◆ **Work to be completed**: Pull out every line below containing the word "arrow".

◆ **Data rows**:
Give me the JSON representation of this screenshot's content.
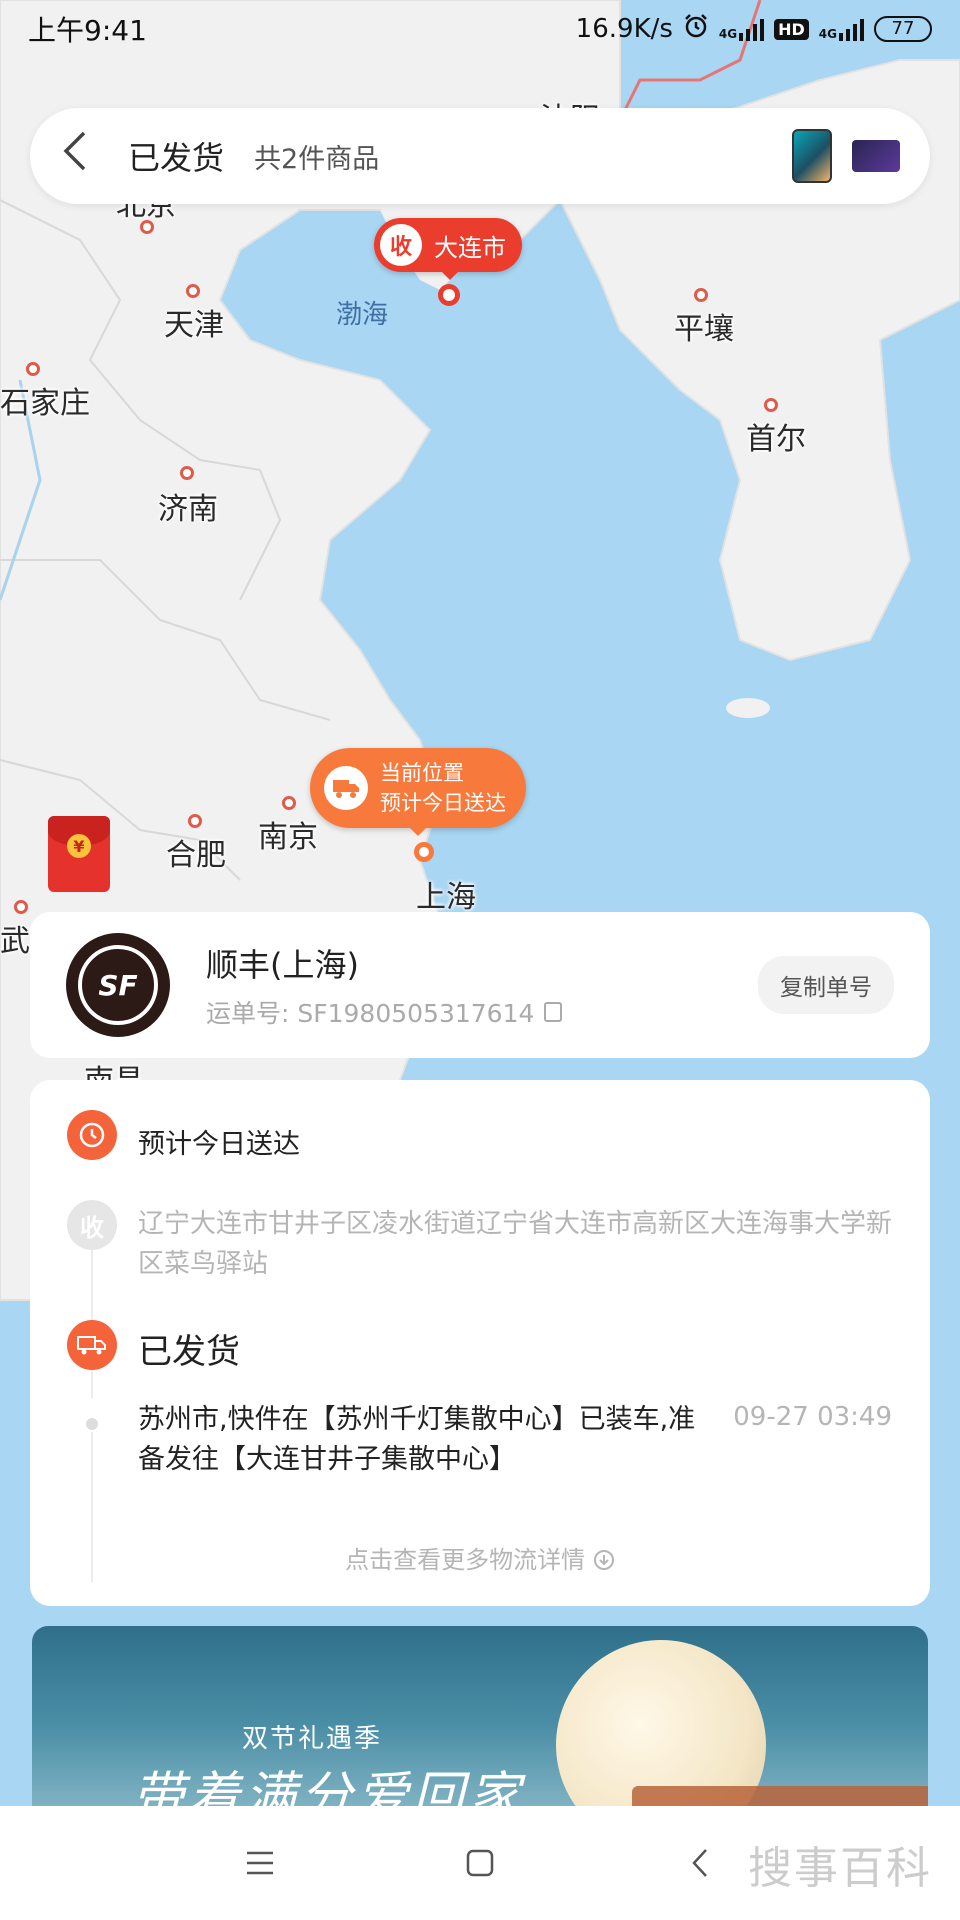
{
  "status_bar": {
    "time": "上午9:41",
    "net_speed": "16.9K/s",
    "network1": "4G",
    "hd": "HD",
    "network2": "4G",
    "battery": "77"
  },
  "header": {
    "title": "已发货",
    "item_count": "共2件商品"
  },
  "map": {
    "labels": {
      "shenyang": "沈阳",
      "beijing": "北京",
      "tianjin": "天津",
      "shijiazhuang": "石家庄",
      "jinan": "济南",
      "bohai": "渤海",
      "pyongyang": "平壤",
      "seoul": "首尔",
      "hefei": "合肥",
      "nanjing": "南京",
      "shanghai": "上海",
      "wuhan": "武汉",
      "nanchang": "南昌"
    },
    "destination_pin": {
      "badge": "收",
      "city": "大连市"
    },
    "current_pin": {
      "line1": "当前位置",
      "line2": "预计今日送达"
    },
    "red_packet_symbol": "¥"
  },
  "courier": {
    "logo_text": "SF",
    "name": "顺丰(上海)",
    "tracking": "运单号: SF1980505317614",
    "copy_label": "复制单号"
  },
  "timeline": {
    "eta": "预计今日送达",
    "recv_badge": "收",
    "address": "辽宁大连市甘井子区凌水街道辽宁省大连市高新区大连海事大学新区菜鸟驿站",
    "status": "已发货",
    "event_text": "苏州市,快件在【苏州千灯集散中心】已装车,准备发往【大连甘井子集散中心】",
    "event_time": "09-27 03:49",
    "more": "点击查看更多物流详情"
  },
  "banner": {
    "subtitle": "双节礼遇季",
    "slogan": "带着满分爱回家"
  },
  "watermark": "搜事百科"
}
==
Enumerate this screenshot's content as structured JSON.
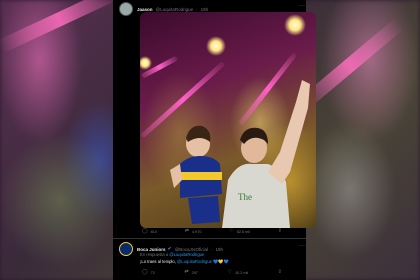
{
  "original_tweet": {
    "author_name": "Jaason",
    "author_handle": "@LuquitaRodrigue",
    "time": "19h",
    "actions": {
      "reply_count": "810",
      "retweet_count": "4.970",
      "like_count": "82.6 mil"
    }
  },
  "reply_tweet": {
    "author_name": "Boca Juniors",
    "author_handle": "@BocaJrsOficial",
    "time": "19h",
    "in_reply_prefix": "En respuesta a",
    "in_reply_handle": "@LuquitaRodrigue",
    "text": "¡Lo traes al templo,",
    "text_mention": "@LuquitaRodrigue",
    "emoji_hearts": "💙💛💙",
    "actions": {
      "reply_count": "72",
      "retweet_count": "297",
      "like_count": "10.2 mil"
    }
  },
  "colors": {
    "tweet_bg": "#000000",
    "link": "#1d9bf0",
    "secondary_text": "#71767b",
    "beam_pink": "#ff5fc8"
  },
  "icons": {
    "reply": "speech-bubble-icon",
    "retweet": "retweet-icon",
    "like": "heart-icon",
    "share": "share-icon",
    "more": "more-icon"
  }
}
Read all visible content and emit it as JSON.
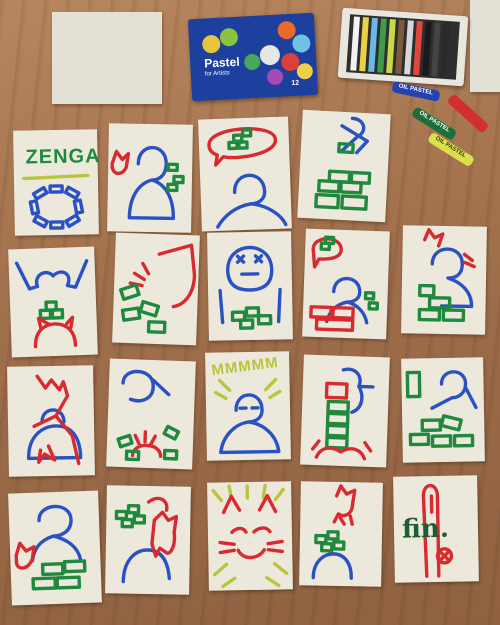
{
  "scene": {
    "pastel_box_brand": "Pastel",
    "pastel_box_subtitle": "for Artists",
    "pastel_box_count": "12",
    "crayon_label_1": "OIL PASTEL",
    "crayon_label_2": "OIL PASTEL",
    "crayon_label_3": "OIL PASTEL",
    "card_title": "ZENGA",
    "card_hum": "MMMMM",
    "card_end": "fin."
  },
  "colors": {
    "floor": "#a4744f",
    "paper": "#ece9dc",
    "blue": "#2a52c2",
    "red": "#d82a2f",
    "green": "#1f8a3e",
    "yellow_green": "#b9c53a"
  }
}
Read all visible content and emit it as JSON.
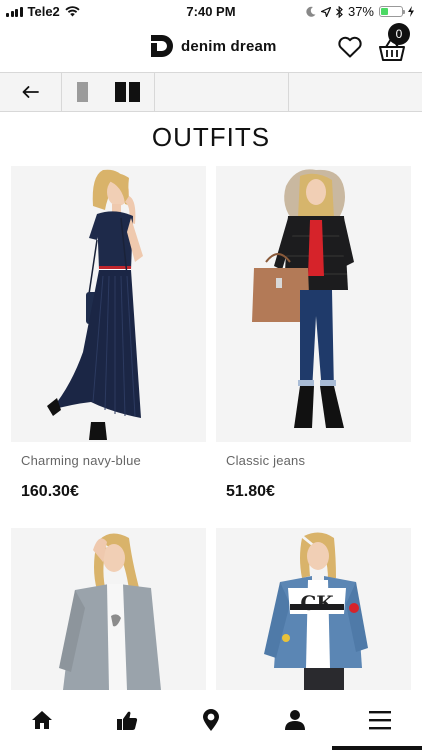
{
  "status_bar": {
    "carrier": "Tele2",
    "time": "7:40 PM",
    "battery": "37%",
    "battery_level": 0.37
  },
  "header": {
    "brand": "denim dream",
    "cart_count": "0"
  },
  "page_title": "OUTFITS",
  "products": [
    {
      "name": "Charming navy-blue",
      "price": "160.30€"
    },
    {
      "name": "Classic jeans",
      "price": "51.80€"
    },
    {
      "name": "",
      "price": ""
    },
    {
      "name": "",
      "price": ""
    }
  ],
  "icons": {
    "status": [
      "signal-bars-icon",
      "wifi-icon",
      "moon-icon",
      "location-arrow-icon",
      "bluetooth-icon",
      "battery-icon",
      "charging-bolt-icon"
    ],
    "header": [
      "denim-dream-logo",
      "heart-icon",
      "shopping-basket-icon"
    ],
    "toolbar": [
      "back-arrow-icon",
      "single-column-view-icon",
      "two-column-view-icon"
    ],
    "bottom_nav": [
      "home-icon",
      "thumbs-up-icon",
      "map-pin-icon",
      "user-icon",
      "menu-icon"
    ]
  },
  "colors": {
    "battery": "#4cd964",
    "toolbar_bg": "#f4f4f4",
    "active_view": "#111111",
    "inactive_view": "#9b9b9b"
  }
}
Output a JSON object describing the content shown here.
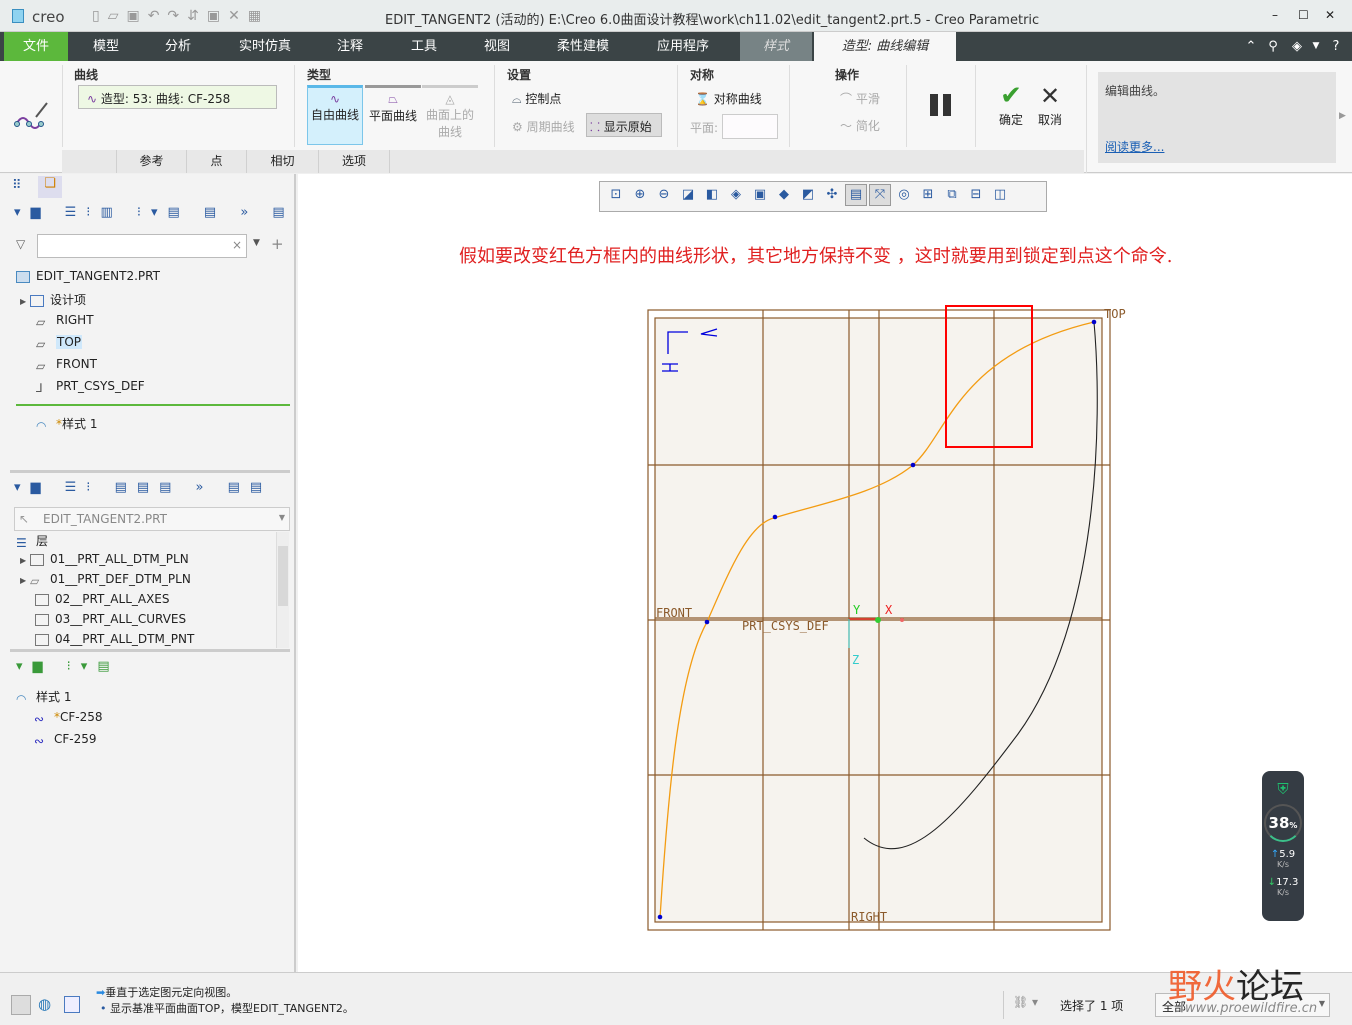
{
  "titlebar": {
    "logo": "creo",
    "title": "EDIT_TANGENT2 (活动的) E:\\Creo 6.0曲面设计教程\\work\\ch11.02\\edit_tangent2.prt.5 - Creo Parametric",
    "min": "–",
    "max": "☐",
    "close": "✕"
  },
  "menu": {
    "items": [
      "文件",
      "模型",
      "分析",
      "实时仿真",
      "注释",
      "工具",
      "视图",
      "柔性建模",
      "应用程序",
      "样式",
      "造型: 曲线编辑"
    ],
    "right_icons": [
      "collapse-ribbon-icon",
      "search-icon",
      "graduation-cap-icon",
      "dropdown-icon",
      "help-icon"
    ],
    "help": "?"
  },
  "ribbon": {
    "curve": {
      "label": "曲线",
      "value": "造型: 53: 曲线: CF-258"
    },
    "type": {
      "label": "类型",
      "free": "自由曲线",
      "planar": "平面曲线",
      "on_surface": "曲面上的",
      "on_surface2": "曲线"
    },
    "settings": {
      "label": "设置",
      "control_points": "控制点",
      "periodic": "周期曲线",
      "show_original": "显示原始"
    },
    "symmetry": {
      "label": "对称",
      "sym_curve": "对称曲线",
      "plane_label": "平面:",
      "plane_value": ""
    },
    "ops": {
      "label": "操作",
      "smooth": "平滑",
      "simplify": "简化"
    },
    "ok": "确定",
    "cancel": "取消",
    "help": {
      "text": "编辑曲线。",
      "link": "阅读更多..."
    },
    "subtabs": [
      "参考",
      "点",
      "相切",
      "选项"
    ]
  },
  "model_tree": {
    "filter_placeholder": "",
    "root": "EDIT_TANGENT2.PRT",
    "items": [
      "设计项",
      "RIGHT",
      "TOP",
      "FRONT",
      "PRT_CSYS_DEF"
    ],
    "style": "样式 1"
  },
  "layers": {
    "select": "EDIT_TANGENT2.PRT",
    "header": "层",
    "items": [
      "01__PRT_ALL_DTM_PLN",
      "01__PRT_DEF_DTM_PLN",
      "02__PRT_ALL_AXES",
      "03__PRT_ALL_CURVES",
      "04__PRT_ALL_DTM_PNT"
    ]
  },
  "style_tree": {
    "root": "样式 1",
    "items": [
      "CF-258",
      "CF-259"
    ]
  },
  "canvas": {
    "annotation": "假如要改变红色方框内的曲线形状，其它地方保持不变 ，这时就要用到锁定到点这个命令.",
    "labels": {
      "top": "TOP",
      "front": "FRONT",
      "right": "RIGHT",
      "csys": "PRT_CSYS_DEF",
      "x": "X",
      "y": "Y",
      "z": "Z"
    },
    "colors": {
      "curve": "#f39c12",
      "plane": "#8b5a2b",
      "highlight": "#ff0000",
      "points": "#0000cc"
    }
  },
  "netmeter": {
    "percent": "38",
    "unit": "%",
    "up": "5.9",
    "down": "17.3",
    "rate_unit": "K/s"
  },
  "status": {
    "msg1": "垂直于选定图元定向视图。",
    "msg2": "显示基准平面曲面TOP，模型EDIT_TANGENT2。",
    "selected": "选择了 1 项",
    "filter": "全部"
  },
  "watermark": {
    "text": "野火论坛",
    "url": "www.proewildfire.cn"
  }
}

◆ **The completed task**:
      "location-arrow-icon",
      "back-arrow-icon",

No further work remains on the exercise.